Collected data
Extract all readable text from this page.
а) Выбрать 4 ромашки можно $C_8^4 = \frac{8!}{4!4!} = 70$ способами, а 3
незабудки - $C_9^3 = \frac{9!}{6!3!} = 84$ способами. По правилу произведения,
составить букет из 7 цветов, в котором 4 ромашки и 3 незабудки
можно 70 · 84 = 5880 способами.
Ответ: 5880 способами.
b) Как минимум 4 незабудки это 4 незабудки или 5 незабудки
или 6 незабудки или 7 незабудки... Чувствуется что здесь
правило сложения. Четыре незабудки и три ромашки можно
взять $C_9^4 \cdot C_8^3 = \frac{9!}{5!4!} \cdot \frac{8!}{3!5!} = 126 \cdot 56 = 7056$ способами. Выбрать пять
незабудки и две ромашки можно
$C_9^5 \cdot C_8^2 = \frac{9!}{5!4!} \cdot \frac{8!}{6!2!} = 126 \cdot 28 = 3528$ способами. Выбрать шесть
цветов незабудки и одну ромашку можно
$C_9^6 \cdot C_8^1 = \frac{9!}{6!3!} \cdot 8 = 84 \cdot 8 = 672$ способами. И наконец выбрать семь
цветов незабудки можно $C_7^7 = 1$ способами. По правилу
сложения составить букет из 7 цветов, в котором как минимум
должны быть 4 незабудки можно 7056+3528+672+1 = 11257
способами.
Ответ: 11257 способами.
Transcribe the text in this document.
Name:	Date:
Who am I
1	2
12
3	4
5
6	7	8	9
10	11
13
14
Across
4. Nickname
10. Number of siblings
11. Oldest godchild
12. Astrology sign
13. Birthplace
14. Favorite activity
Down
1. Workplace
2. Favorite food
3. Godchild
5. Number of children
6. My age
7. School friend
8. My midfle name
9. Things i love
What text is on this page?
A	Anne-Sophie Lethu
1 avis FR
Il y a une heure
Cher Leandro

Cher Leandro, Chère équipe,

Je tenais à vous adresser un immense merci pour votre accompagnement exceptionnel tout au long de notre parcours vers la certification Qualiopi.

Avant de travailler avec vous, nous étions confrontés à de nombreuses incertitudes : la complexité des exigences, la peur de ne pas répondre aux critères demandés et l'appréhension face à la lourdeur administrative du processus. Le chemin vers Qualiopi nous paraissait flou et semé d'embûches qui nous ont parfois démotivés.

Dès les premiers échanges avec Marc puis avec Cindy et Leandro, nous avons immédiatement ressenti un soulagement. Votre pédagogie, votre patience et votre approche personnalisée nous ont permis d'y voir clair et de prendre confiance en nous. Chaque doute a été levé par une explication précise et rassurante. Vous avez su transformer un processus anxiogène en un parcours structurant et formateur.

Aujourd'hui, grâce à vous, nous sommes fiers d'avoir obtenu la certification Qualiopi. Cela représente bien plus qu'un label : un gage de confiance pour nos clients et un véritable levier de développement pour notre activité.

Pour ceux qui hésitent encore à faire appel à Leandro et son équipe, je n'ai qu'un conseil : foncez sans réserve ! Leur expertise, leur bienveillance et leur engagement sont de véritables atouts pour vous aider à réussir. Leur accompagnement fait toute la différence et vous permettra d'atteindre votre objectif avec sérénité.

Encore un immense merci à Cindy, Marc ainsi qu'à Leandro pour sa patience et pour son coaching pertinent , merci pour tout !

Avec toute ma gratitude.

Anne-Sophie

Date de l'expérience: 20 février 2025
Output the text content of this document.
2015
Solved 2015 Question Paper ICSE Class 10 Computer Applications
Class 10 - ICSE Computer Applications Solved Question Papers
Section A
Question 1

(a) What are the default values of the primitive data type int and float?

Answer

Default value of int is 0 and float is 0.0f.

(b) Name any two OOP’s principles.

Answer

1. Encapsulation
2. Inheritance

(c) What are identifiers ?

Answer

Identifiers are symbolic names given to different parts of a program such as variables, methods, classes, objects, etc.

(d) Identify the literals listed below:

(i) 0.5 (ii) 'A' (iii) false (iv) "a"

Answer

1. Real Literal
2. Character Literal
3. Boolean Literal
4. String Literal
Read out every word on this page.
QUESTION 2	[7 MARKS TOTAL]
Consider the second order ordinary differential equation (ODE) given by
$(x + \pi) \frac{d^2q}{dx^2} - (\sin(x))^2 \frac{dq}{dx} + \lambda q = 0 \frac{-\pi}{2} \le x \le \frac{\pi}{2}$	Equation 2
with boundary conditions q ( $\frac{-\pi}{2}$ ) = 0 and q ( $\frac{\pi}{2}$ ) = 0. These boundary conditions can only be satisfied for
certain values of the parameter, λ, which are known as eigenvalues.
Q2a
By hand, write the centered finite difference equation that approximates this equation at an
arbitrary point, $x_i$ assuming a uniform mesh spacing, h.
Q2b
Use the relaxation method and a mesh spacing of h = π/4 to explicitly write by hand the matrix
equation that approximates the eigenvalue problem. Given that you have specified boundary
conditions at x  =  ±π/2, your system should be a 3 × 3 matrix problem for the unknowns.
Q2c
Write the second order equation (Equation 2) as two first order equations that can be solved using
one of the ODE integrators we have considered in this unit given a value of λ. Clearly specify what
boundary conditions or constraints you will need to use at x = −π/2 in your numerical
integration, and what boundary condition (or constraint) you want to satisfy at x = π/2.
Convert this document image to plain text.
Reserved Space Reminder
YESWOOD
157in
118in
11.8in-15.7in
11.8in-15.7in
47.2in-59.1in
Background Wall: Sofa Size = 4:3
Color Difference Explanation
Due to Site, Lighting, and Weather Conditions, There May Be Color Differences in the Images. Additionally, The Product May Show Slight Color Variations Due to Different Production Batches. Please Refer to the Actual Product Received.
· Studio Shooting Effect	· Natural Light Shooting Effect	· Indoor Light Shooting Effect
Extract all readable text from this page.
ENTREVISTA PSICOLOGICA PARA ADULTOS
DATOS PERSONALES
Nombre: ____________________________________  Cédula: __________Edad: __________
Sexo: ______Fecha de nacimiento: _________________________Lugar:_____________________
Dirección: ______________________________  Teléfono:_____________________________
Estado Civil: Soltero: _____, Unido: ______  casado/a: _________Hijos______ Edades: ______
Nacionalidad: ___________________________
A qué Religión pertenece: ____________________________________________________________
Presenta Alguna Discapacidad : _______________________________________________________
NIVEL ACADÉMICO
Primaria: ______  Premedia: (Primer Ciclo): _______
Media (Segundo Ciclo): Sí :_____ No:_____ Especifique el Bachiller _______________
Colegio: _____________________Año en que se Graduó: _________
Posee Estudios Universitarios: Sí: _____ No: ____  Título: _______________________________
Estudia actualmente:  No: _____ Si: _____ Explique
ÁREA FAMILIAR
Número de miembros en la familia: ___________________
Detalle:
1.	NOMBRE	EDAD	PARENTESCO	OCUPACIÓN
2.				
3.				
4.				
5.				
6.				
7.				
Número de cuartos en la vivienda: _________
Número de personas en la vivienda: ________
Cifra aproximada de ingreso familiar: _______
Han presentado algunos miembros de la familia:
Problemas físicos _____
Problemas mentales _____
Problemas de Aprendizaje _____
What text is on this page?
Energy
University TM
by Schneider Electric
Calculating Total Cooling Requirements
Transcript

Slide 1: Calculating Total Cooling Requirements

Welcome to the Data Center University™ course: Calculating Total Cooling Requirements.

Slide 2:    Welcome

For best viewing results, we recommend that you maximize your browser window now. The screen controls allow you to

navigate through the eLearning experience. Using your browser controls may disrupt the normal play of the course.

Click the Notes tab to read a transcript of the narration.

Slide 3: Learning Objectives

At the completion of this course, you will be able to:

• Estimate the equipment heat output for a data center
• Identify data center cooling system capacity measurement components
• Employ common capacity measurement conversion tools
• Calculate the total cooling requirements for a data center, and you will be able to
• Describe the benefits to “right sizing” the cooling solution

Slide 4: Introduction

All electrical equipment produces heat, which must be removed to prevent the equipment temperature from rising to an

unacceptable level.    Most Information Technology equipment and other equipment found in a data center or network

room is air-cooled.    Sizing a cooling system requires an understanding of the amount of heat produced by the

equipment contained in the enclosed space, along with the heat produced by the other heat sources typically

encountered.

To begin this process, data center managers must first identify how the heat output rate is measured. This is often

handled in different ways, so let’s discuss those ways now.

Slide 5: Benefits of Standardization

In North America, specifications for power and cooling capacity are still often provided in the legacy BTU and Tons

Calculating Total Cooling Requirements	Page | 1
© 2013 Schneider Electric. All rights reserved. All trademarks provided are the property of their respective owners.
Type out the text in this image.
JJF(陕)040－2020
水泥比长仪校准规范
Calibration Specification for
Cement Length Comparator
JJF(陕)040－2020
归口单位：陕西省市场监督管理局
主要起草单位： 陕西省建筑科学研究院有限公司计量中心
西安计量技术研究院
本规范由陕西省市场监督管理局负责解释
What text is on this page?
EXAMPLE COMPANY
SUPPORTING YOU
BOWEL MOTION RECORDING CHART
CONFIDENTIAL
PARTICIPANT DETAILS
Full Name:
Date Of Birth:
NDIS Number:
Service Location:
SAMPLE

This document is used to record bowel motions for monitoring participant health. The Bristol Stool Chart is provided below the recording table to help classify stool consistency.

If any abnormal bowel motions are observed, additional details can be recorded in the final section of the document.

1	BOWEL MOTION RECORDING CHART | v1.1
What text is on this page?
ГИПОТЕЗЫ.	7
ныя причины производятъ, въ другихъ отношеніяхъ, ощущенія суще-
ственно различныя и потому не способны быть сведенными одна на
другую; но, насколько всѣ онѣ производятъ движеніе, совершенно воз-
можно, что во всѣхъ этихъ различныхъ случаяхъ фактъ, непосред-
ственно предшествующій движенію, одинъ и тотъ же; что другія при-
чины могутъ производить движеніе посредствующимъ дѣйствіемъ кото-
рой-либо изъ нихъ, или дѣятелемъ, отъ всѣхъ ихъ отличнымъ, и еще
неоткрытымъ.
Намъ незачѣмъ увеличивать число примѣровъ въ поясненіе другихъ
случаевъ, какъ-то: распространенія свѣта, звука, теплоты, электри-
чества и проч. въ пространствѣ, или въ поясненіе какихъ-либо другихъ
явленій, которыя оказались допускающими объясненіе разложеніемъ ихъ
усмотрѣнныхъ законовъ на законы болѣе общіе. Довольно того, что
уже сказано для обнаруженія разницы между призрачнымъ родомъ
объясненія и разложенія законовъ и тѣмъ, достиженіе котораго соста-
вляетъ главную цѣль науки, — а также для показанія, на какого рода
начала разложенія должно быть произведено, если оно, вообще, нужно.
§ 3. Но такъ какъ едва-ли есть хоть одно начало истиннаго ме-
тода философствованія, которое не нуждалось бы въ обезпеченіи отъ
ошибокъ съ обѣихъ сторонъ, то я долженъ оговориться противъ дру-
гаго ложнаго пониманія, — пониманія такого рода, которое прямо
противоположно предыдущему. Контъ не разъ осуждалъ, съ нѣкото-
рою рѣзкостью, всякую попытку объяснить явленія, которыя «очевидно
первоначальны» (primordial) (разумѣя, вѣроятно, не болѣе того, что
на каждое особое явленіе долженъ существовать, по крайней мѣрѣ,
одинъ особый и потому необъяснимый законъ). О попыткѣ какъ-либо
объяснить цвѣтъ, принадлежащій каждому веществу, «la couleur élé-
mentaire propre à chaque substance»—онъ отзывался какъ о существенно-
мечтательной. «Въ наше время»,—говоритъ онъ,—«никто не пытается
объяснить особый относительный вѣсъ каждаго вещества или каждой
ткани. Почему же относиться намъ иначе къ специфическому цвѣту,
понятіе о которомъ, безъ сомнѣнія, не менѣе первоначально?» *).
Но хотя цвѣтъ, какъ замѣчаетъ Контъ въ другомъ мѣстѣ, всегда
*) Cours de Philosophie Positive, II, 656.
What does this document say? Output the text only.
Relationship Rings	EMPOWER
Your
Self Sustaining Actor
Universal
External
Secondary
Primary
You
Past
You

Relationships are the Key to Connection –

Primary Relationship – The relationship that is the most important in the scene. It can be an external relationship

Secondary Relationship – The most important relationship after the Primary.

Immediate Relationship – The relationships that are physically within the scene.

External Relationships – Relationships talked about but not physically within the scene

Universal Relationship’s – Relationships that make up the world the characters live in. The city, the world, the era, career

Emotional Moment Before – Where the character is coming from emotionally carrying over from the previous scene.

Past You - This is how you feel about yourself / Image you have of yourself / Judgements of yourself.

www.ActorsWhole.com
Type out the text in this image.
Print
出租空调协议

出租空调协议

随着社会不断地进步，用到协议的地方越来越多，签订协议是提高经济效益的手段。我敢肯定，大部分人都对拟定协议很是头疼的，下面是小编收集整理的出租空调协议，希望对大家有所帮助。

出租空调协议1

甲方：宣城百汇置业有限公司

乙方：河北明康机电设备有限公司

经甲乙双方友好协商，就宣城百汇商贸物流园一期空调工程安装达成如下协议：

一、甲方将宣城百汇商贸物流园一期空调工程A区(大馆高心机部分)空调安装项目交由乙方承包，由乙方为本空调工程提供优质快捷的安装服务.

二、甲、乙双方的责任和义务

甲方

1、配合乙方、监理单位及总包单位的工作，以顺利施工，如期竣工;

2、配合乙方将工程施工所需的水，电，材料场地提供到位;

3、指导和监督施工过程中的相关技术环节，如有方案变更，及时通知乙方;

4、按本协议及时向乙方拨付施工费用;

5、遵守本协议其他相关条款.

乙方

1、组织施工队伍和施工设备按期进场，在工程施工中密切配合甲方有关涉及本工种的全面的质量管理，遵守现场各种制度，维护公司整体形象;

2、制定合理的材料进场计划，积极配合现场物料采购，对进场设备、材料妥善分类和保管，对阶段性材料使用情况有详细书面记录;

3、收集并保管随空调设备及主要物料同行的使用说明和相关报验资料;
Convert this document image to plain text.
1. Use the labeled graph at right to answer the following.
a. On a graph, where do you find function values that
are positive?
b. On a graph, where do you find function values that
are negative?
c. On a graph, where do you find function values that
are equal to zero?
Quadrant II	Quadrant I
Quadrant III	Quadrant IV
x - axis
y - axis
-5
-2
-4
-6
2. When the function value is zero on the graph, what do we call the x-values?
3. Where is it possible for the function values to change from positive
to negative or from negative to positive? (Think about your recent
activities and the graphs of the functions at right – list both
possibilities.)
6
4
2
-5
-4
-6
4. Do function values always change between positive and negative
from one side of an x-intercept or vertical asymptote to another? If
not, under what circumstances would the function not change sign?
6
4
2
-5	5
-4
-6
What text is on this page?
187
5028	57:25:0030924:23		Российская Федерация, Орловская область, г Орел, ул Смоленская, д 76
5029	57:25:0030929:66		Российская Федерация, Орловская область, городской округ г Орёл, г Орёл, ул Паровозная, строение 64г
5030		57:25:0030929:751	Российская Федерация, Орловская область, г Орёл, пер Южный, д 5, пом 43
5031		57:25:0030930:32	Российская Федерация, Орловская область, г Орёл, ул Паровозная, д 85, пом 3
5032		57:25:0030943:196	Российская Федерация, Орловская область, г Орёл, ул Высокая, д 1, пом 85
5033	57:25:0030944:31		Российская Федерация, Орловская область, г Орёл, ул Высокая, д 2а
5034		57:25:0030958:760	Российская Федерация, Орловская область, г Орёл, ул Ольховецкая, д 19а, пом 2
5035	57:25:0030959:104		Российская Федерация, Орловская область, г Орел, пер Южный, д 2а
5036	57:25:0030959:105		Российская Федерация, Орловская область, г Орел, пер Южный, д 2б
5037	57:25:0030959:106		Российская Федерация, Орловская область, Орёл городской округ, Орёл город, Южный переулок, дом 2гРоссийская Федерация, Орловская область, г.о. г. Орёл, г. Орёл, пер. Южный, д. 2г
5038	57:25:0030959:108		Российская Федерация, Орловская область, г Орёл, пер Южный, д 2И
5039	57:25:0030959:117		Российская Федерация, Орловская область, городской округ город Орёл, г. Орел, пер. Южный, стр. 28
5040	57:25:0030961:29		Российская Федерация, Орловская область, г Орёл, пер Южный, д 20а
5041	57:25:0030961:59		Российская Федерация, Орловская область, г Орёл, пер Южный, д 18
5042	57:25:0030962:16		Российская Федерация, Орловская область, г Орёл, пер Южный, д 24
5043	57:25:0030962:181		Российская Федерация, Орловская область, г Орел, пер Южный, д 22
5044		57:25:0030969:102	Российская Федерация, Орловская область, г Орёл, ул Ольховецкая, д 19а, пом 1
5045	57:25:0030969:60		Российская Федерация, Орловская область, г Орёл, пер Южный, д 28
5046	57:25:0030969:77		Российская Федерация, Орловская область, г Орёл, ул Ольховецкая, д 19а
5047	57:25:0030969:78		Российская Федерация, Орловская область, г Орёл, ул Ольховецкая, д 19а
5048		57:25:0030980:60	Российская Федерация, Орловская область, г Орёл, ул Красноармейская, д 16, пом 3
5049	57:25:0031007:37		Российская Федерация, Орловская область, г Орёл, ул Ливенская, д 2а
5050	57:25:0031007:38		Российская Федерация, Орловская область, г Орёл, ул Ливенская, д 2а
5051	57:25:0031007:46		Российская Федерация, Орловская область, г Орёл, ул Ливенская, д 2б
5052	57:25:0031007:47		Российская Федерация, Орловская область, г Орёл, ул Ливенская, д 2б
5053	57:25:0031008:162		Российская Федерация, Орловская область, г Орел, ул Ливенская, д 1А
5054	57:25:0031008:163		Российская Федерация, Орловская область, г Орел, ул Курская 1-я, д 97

• THE TASK: Track down every line holding the string "within" and copy it.

• RESULT:
Immediate Relationship – The relationships that are physically within the scene.
External Relationships – Relationships talked about but not physically within the scene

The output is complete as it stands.